>> Begin EXCERPTED DATA

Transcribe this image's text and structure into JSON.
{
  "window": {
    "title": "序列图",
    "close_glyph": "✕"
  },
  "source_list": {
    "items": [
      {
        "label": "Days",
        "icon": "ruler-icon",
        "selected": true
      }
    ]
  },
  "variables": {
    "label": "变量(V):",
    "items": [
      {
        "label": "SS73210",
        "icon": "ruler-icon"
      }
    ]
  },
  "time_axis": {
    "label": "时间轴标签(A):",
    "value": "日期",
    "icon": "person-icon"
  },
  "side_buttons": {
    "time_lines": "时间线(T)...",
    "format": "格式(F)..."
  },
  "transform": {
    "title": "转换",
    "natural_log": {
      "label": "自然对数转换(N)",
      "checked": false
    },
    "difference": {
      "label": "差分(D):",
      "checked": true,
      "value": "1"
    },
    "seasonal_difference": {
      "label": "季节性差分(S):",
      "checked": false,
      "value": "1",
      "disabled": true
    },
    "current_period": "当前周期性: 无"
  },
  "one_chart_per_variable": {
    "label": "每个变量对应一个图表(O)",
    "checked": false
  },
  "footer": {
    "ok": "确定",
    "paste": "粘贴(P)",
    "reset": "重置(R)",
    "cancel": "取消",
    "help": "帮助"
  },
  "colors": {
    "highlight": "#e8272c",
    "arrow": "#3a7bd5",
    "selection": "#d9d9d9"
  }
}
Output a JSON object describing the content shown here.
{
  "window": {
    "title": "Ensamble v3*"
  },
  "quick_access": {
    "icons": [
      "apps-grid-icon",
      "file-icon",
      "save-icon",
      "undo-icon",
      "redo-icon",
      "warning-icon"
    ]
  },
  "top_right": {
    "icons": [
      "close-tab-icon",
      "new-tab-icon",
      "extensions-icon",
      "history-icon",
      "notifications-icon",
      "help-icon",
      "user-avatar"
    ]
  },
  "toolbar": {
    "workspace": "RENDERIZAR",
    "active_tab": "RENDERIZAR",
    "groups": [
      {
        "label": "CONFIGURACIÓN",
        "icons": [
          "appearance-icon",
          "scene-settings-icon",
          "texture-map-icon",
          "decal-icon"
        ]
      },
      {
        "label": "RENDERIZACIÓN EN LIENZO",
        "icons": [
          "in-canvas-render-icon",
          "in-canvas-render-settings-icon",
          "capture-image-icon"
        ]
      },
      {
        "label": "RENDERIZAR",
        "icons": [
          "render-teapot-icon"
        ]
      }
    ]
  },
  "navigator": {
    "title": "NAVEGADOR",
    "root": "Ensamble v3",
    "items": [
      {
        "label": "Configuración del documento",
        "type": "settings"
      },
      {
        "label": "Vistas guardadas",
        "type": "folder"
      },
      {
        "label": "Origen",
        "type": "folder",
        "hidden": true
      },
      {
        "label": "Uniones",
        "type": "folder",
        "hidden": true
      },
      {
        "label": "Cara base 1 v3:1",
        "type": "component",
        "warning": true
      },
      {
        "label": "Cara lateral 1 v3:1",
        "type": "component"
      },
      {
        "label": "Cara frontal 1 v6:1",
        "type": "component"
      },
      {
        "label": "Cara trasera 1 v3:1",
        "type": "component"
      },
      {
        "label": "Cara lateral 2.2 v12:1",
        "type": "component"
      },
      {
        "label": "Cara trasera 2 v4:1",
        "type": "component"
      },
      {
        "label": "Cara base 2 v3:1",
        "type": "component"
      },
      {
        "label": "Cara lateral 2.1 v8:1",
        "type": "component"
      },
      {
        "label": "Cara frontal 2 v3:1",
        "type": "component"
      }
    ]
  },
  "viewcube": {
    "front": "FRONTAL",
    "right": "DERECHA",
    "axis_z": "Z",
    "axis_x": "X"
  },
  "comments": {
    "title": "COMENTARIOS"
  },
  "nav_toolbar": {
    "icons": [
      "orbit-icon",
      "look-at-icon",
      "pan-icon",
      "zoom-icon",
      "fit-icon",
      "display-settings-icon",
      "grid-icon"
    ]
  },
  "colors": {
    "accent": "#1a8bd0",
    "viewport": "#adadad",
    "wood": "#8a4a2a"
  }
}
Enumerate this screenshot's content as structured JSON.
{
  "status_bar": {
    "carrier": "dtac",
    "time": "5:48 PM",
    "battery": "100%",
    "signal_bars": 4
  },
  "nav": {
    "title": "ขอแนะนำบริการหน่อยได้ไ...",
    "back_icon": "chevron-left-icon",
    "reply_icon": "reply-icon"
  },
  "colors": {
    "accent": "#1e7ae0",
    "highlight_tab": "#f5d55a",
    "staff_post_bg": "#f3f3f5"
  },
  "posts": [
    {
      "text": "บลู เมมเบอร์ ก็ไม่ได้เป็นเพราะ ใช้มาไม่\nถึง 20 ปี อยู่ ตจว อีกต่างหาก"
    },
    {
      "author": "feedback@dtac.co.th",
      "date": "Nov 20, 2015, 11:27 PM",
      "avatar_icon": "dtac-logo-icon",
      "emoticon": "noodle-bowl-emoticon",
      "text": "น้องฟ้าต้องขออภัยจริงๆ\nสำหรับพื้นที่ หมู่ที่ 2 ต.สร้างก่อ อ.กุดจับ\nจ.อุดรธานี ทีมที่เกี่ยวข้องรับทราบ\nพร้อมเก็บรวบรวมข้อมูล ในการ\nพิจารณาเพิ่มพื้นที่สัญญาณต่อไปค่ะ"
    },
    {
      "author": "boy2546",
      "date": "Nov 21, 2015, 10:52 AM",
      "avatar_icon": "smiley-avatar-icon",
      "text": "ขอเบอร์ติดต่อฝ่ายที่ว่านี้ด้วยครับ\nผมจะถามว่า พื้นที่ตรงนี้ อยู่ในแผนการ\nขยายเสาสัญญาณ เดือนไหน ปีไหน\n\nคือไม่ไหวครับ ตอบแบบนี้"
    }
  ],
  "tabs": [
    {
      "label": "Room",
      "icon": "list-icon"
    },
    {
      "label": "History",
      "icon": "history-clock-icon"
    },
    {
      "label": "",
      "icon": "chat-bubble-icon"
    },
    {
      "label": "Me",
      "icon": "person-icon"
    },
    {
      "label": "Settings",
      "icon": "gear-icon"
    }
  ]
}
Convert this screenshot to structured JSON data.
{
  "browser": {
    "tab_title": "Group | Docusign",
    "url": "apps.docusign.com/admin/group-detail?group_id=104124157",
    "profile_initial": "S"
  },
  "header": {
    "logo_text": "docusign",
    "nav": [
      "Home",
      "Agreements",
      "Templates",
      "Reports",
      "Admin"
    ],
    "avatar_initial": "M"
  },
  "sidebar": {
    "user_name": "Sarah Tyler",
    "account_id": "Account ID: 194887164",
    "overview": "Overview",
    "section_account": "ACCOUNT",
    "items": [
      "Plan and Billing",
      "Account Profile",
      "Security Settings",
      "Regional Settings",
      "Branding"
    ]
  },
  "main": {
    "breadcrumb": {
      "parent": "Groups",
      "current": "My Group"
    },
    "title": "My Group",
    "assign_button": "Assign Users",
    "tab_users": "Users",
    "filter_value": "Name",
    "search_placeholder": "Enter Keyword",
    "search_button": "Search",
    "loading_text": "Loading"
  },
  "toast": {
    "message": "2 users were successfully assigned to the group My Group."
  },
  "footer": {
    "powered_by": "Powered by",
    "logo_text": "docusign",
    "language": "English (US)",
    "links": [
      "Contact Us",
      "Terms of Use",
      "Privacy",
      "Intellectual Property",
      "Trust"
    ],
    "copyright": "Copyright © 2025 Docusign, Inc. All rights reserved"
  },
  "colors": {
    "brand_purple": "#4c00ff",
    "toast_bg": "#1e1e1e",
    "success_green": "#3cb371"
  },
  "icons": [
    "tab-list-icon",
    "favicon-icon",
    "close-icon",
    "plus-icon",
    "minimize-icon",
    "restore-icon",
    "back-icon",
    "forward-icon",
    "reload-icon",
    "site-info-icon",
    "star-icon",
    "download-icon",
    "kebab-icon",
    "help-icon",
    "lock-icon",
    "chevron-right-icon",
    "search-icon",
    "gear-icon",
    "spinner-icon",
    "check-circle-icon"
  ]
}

>> End EXCERPTED DATA

Which lines above contain the word "checked"? Copy each of them.

** FULL ANSWER **
      "checked": false
      "checked": true,
      "checked": false,
    "checked": false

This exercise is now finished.